--- Given task ---
Return all lines from the listing below in which the string "shown" occurs.

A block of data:
(begin)
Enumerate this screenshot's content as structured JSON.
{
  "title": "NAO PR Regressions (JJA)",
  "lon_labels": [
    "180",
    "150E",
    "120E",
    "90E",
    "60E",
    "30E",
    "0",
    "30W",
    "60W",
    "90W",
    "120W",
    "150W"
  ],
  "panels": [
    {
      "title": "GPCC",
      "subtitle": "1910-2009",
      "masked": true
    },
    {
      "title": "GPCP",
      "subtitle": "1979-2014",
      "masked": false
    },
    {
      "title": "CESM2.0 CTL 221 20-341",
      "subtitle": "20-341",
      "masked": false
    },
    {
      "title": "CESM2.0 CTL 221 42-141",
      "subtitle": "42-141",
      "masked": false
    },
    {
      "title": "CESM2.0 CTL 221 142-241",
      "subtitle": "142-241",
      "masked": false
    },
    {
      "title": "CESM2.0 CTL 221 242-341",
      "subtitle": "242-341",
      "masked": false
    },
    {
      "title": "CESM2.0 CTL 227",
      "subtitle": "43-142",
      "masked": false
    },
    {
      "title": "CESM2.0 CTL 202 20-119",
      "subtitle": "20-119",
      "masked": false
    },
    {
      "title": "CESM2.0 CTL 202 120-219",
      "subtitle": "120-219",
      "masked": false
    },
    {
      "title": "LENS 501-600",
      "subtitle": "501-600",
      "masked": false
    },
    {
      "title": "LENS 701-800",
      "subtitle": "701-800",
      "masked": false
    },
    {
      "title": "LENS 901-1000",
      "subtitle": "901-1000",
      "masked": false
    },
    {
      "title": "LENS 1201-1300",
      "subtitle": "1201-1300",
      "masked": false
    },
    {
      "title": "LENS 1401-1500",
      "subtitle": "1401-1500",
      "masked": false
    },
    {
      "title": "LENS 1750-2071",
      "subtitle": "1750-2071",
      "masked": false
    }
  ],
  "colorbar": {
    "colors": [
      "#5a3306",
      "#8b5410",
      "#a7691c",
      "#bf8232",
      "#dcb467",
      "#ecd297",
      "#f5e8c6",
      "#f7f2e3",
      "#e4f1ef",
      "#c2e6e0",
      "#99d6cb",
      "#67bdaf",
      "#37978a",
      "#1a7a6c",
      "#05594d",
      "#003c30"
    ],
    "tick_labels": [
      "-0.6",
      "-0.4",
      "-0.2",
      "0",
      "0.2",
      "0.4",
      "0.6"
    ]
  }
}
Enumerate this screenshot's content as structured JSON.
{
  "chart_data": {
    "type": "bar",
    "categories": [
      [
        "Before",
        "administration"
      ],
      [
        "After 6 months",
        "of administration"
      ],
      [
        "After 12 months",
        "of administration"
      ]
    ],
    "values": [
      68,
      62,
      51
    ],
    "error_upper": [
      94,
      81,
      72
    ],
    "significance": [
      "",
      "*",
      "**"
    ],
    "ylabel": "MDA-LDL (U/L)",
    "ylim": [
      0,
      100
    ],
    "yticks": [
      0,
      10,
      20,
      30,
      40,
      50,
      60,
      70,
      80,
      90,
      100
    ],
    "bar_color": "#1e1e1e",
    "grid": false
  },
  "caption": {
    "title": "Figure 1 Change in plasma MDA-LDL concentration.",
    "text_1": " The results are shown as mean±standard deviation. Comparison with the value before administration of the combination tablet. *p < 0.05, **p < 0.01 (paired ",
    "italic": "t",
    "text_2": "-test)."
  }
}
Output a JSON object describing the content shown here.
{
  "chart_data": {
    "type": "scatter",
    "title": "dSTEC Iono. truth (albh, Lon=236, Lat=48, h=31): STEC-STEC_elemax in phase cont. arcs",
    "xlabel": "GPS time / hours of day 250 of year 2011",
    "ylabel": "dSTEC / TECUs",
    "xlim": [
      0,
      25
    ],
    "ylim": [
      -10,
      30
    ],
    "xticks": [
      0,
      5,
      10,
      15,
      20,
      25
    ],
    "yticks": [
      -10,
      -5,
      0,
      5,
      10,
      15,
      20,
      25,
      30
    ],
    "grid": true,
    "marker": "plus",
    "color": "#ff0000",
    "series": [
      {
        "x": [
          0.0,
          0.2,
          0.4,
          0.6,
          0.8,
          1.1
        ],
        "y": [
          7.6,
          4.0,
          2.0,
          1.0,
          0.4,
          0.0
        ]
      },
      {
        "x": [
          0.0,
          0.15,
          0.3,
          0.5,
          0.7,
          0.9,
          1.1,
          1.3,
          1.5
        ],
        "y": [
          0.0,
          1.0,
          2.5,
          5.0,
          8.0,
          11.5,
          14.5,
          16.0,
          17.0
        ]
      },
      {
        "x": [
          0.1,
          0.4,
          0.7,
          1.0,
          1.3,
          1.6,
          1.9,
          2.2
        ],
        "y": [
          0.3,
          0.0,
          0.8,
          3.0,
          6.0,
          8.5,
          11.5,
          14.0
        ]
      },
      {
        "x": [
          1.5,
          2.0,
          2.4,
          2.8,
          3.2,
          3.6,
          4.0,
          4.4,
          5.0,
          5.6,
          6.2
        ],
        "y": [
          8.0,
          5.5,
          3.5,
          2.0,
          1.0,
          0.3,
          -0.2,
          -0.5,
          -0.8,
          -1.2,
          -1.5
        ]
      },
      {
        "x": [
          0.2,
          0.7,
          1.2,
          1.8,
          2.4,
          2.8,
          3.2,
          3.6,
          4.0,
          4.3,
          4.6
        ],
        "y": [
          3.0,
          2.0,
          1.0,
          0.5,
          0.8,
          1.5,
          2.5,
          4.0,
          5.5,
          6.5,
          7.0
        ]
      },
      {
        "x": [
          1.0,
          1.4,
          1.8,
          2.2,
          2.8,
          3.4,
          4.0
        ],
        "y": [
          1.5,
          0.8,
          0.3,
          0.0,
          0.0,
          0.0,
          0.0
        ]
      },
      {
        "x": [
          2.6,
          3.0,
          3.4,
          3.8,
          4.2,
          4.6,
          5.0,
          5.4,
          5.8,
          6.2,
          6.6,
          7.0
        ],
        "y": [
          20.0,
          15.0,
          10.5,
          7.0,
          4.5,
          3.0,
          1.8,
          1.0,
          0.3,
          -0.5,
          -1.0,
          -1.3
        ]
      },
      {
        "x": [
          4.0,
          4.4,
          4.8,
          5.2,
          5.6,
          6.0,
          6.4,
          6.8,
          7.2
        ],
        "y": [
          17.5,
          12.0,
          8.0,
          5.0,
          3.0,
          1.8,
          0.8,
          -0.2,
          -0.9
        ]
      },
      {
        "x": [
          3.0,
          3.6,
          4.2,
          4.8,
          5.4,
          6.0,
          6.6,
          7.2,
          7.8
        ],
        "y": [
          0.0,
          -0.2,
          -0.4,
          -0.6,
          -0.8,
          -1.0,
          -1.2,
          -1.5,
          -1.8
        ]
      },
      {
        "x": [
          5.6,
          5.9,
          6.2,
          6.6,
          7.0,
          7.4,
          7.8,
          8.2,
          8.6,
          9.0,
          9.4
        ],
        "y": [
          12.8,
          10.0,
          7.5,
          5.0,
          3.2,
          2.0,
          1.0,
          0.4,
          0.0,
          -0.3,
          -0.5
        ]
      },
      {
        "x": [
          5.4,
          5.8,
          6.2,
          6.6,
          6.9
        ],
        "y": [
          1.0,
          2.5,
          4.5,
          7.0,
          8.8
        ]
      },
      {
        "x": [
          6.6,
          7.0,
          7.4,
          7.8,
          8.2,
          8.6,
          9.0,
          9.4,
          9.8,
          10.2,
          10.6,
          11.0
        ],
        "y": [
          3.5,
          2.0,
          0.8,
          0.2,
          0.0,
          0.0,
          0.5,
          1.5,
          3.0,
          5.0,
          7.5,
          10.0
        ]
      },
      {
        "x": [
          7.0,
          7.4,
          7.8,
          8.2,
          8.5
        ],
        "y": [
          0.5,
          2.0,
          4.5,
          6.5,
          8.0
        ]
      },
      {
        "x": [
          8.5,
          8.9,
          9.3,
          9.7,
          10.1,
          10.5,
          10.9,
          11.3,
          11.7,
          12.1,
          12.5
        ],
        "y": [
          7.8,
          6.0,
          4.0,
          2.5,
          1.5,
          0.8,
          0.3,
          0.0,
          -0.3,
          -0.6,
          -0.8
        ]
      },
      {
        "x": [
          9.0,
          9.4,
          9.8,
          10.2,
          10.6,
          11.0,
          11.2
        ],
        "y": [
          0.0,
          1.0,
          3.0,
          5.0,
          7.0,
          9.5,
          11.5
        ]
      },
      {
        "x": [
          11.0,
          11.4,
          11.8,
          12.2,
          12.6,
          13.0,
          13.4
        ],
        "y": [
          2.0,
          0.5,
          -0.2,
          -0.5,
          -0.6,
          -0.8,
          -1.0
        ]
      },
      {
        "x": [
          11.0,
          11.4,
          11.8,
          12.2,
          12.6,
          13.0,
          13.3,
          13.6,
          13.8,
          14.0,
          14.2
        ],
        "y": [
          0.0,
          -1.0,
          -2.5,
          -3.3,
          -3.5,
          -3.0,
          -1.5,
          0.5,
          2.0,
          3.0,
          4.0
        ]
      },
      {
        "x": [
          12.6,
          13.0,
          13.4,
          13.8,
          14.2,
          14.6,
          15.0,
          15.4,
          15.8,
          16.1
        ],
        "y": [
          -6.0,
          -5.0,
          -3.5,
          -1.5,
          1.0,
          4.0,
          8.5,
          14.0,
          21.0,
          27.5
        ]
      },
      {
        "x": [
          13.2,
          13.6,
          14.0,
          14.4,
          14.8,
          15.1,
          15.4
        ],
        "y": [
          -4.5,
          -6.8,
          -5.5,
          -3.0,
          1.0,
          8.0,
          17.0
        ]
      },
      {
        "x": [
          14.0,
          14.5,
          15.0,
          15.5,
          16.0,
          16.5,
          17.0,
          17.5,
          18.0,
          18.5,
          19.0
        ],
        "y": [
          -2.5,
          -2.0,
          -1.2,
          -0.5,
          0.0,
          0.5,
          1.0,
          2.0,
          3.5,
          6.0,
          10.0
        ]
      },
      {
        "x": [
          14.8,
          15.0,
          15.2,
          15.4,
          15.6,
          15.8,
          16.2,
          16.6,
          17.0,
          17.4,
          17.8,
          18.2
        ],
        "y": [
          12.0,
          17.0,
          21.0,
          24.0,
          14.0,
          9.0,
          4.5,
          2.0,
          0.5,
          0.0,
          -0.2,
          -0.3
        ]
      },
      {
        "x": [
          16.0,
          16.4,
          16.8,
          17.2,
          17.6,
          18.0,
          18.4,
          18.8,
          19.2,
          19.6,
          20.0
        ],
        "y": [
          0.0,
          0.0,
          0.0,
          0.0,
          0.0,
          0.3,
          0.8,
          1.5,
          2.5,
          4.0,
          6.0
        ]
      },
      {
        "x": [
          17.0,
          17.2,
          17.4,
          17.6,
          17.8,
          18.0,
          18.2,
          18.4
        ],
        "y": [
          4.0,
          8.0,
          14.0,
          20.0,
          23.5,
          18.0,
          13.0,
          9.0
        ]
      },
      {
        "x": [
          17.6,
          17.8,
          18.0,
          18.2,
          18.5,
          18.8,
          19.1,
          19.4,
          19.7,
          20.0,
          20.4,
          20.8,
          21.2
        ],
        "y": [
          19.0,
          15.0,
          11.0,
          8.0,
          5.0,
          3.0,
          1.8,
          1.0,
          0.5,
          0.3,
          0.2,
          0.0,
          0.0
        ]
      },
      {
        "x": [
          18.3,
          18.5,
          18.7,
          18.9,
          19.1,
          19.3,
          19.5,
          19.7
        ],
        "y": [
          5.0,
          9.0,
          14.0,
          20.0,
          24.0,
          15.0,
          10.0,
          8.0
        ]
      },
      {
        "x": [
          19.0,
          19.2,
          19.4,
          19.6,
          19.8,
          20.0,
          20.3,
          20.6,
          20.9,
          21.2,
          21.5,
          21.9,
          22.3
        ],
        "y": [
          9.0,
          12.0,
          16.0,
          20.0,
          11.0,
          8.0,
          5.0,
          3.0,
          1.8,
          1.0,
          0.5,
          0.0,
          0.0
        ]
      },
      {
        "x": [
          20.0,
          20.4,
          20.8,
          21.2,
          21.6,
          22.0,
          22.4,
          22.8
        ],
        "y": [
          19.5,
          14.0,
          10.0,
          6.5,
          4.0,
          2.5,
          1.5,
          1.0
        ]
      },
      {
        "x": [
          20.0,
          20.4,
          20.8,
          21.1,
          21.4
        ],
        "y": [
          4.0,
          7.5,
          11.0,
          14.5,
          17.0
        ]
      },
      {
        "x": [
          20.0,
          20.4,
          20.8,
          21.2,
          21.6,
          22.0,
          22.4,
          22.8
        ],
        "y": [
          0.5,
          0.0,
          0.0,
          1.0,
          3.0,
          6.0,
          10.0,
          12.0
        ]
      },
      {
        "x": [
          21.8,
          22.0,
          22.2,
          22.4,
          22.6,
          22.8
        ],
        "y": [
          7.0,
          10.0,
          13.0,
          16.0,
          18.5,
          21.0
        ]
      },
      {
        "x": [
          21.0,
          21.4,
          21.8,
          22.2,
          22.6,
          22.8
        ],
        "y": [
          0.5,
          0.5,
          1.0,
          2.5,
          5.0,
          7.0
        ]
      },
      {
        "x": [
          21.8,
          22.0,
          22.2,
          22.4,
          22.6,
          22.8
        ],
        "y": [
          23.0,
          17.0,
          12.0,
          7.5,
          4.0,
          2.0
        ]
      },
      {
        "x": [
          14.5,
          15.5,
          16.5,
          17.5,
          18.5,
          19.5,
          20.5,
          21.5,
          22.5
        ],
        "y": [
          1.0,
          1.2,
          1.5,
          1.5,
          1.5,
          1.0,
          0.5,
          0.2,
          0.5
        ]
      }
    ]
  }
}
(end)
--- Exercise response ---
    "text_1": " The results are shown as mean±standard deviation. Comparison with the value before administration of the combination tablet. *p < 0.05, **p < 0.01 (paired ",
Output a JSON object describing the content shown here.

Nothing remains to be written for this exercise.